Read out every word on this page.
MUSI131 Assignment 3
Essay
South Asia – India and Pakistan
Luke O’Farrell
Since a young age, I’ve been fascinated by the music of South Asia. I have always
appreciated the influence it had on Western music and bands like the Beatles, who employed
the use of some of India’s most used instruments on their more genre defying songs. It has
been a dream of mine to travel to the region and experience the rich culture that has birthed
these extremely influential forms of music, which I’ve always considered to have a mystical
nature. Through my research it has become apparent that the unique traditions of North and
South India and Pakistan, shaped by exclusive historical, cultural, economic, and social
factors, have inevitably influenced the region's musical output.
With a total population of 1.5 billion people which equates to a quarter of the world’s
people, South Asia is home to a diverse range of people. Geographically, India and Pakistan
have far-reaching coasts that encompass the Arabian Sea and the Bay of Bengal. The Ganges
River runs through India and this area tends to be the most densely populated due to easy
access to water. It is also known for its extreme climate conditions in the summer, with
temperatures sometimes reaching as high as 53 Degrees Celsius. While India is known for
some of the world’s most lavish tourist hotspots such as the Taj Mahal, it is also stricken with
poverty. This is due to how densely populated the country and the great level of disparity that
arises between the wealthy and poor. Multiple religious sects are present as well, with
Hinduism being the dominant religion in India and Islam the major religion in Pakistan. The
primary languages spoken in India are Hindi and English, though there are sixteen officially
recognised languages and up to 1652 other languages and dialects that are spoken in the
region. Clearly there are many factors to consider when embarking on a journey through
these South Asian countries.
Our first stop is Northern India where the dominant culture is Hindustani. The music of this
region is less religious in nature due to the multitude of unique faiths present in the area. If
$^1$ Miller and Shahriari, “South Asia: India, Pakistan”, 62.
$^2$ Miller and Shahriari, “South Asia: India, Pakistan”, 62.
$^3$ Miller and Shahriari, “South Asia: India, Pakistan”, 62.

--- YOUR OBJECTIVE ---
Retype the data in full and match it exactly.

--- EXERCISE ANSWER ---
Read out every word on this page.
MUSI131 Assignment 3
Essay
South Asia – India and Pakistan
Luke O’Farrell
Since a young age, I’ve been fascinated by the music of South Asia. I have always
appreciated the influence it had on Western music and bands like the Beatles, who employed
the use of some of India’s most used instruments on their more genre defying songs. It has
been a dream of mine to travel to the region and experience the rich culture that has birthed
these extremely influential forms of music, which I’ve always considered to have a mystical
nature. Through my research it has become apparent that the unique traditions of North and
South India and Pakistan, shaped by exclusive historical, cultural, economic, and social
factors, have inevitably influenced the region's musical output.
With a total population of 1.5 billion people which equates to a quarter of the world’s
people, South Asia is home to a diverse range of people. Geographically, India and Pakistan
have far-reaching coasts that encompass the Arabian Sea and the Bay of Bengal. The Ganges
River runs through India and this area tends to be the most densely populated due to easy
access to water. It is also known for its extreme climate conditions in the summer, with
temperatures sometimes reaching as high as 53 Degrees Celsius. While India is known for
some of the world’s most lavish tourist hotspots such as the Taj Mahal, it is also stricken with
poverty. This is due to how densely populated the country and the great level of disparity that
arises between the wealthy and poor. Multiple religious sects are present as well, with
Hinduism being the dominant religion in India and Islam the major religion in Pakistan. The
primary languages spoken in India are Hindi and English, though there are sixteen officially
recognised languages and up to 1652 other languages and dialects that are spoken in the
region. Clearly there are many factors to consider when embarking on a journey through
these South Asian countries.
Our first stop is Northern India where the dominant culture is Hindustani. The music of this
region is less religious in nature due to the multitude of unique faiths present in the area. If
$^1$ Miller and Shahriari, “South Asia: India, Pakistan”, 62.
$^2$ Miller and Shahriari, “South Asia: India, Pakistan”, 62.
$^3$ Miller and Shahriari, “South Asia: India, Pakistan”, 62.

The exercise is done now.